§ **ページ本文**
= = = =
感想交換会、実作分

はじめに
SF創作講座の感想交換会のための感想を書いている9月14日に「帰れない二人」というジャ・ジャンクーの映画を見たのですが。そもそも、日本において、ジャ・ジャンクーの評価を上げたのは、自分ではなかろうか。と自負しているくらい、たぶん3人くらいはわたしのおかげで、ジャ・ジャンクー好きが増えたという特大な観客増加の一助を担っているのですが。そんなわたしでも、今回の「帰れない二人」は、なんか全然のれなかった。どうしたんだ、わたしのジャ・ジャンクー。とオープニングからエンディングまで叫んでいました。自分にとっては、トンデモ要素が満載で、今のは、一体何だったのだろう。それはないだろう。と呟いてばかりでした。
しかし、ネットを見る限りは、普通に感動したやら、いつものジャ・ジャンクーだやら。みたいな、わたしにとっては不思議きわまりない評ばかり。
と、思うに、もしや、おかしいのは、ジャ・ジャンクーではなくて、自分の方なのでは。とも思わないではありません。ちなみに、そんなわたしの今年一番好きな映画は、ラース・フォン・トリアーの「ハウス・ジャック・ビルト」です。なので、ようやく、自分の感想の方が、大いなる勘違いかもしれないと思いつつ、読みながら、ぶつぶつ書き流してしまいました。これは、感想では無く、「おばさんがテレビをみながら突っ込んでいる」だけです。
全く参考にならない、自分の独り言です、すいません。
15日8時現在、実作だけ読み終わりました。こんな感じです。梗概は後日追加いたします。

感想交換会分
実作
9.プロフェッサー楓とアレクサンドロスの末裔(渡邉)
・(ナレーション)部分をどう読むのか。ドラマのナレーション?
論文なんかは後回しだ!は、楓の独り言?
あ、下のテレビドラマのナレーションか。でも、こういう入り方って、読み手は戸惑うのでは?
ここの全体が、あるときは第三者の「楓は」と書かれている一方で、頻繁に主観の、わたしがどうであった。「わたしは」という主語は使っていないけど、一人称描写としての感じ方の描写になっている。
わざと?あれ?こういう書き方でいいのか?
中国好きは分かるけど、長城で車って通じるのだろうか。長城BMWって言い方するのだろうか。
「口が軽い奴がいたものだね。それで、あんたは?」
「長城を見張っている子が親切だったの。九条楓、歴史学者よ」
あ、こういう格好いい名乗り方の会話、自分には書けない。
遺伝子検査とかしてないけど、誰も反対してないんだ。きっと正しいんだろ」
「話がしたい」
「お姉さん、ストレートだね」
とかとかスマートな会話。
= = = =
§ **やること**
ページ本文の続きを、最後の一文のあとから書いてください。 一覧はこの作業にはまったく関係しません。

§ **渡された一覧**
= = = =
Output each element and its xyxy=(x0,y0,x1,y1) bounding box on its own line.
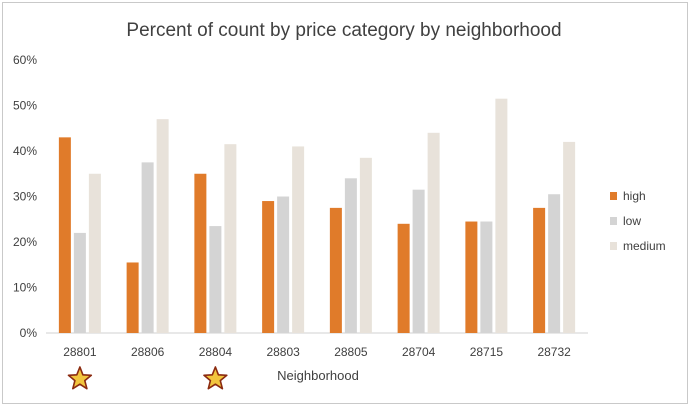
y-axis-ticks: 0% 10% 20% 30% 40% 50% 60% xyxy=(13,53,37,340)
legend-swatch-low xyxy=(610,217,617,225)
bar-medium-28803 xyxy=(292,146,305,333)
bar-high-28715 xyxy=(465,221,478,333)
bar-high-28732 xyxy=(533,207,546,333)
bar-low-28704 xyxy=(412,189,425,333)
bar-high-28805 xyxy=(329,207,342,333)
chart-title: Percent of count by price category by ne… xyxy=(126,20,561,41)
bar-high-28803 xyxy=(262,201,275,333)
y-tick-label: 10% xyxy=(13,281,37,295)
legend-label: medium xyxy=(623,239,666,253)
bar-low-28715 xyxy=(480,221,493,333)
markers-group xyxy=(67,366,228,390)
bar-medium-28732 xyxy=(563,141,576,333)
y-tick-label: 50% xyxy=(13,99,37,113)
x-tick-label: 28804 xyxy=(199,345,233,359)
legend-label: high xyxy=(623,189,646,203)
bar-medium-28704 xyxy=(427,132,440,333)
bar-high-28804 xyxy=(194,173,207,333)
bar-high-28704 xyxy=(397,223,410,333)
bar-low-28732 xyxy=(548,194,561,333)
bars-group xyxy=(58,98,576,334)
legend-swatch-high xyxy=(610,192,617,200)
legend: high low medium xyxy=(610,189,666,253)
x-tick-label: 28805 xyxy=(334,345,368,359)
bar-low-28801 xyxy=(73,232,86,333)
bar-low-28806 xyxy=(141,162,154,333)
x-tick-label: 28806 xyxy=(131,345,165,359)
y-tick-label: 20% xyxy=(13,235,37,249)
y-tick-label: 60% xyxy=(13,53,37,67)
bar-medium-28801 xyxy=(88,173,101,333)
x-tick-label: 28715 xyxy=(470,345,504,359)
bar-medium-28805 xyxy=(359,157,372,333)
x-tick-label: 28803 xyxy=(266,345,300,359)
x-axis-title: Neighborhood xyxy=(277,368,359,383)
y-tick-label: 0% xyxy=(20,326,38,340)
x-axis-ticks: 28801 28806 28804 28803 28805 28704 28715 28732 xyxy=(63,345,571,359)
bar-medium-28715 xyxy=(495,98,508,333)
y-tick-label: 30% xyxy=(13,190,37,204)
x-tick-label: 28801 xyxy=(63,345,97,359)
bar-high-28801 xyxy=(58,137,71,333)
bar-low-28803 xyxy=(277,196,290,333)
bar-low-28804 xyxy=(209,226,222,333)
x-tick-label: 28732 xyxy=(537,345,571,359)
bar-medium-28806 xyxy=(156,119,169,334)
legend-label: low xyxy=(623,214,641,228)
legend-swatch-medium xyxy=(610,242,617,250)
x-tick-label: 28704 xyxy=(402,345,436,359)
y-tick-label: 40% xyxy=(13,144,37,158)
star-icon xyxy=(67,366,93,390)
bar-high-28806 xyxy=(126,262,139,333)
bar-low-28805 xyxy=(344,178,357,333)
bar-medium-28804 xyxy=(224,144,237,333)
star-icon xyxy=(203,366,228,390)
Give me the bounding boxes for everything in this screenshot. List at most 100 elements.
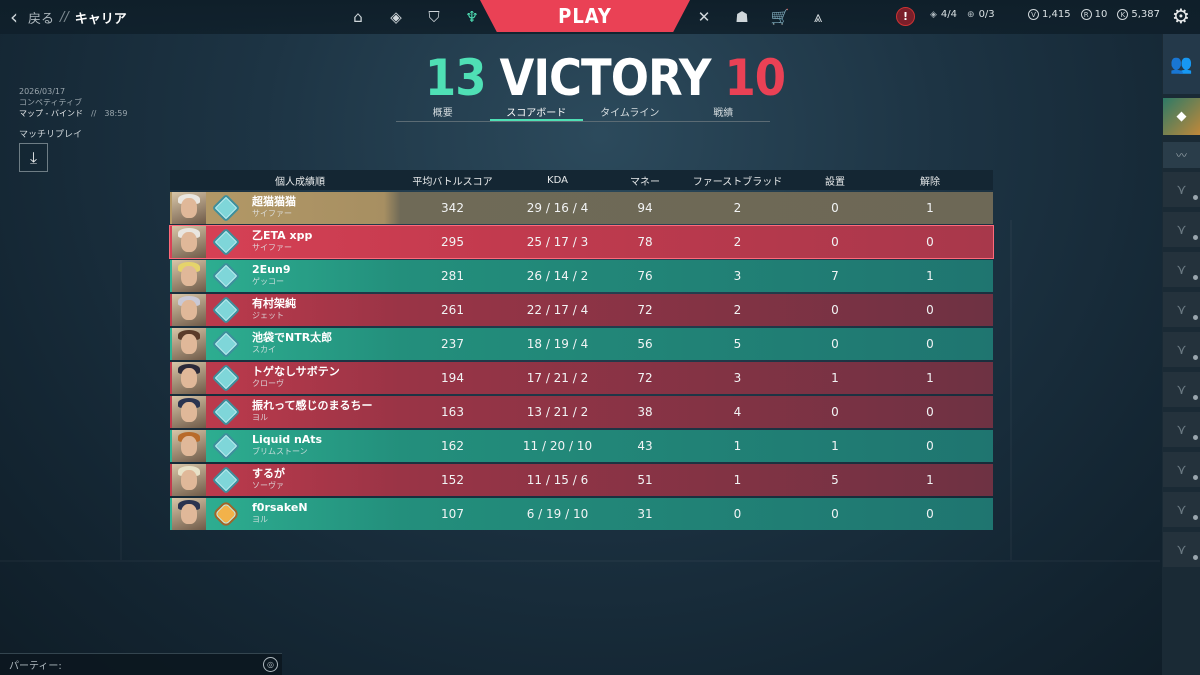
= = = =
§ **作業結果**
会議中の楓の発言に「」をつけていない箇所は、意図的なのだろうか。
マケドニア閉鎖の意思決定早いな。
楓が真の歴史の話をしている箇所で、部分的には楓の説明調なっているが、次第に地の文としての説明調(楓の説明ではない)になっているような。
二人の会話の際も「」を使ったり使わなかったりするのは意図的なのですね。
梗概を読んで意味が分からないけど、面白そうと思った「体内のウィルスすら抑え込もうとする。実体化したフェイクAIが口から吐き出される。使い魔と共にこれを退治。」
という部分が実作では違う方法になっていた?のが勝手に残念
何か梗概と実作の印象の違いが大きく感じました。
実作を読み終わった後は、2、3,4のヴェレスでの活動が中心となっていて、それは上手に展開されていると思ったのですが。何か梗概を読んだときの、魅力的な会話に挟まれるフェイクニュースやとても魅力的に感じた30代子持ち歴史学者の活躍、という箇所が少なくなっていた。それは、50枚の短編なのに、彼への真の歴史説明の描写が多くを占めてしまったからなのか。ただ、わたしが長く感じた箇所は、人によっては逆に魅力的に思うところなのかもしれません。
会話も魅力的で、地の文も時に歴史調で、ときにハードボイルド風味で、時にユーモアも混ぜてと、羨ましい。


10女の子から空が降ってくる(稲田)
出だしの、女の子が地面の匂いを嗅ぐ描写から入るのが上手だなと思ったら、「まるで鼻の奥に小さな島ができたような心地がした」なんですか、これ。こんな可愛い描写は見たことがない。そして、なぜ地上の匂いを嗅ぐのが好きか説明する。上手だし。
たぶん梗概を読むだけだと、読む人によって、主人公の形や動きがぞれぞれ読み手の数だけあったろうけど、この実作をよめば、稲田さんの書いたとおりのアリリとスクズズを思い浮かべられる。
ツイッターや講師の突っ込みの返事ではないでしょうが、“硬い鱗状の皮膚”とか〈食の海〉と〈肥の海〉とか、異世界にきちんと補足説明が入る。
〈足もとの人々〉など名称が上手で心地よい。
アリリと好奇心旺盛な〈足もとの人々〉二十名とで調査団は構成された。の調査団の説明が楽しくなる。
だけど、最後の説明がよくわからなかった。
前半で説明していたくしゃみの説明が最後でも効いてくるのだけど、鼻水とつばだった。と たぶんアリバドプの石細工を造ったときに出たゴミ。という落ち?が、わからなかった。
『でも……、私にも、世話係の他にやりたいことがあるの』
 そのようなスクズズの告白を、アリリはマプコーヤたちに教えなかった。
も、わからなかった。
「そういえば、僕、地面の上に立ち上がって、思いっきり伸びをしてみたいな」
と、最後の一行:いや、その拳はもしかしたらマプコーヤのものかもしれないし、ひょっとするとスクズズのものかもしれない。
も、物語の閉め?として、よくわからなかった。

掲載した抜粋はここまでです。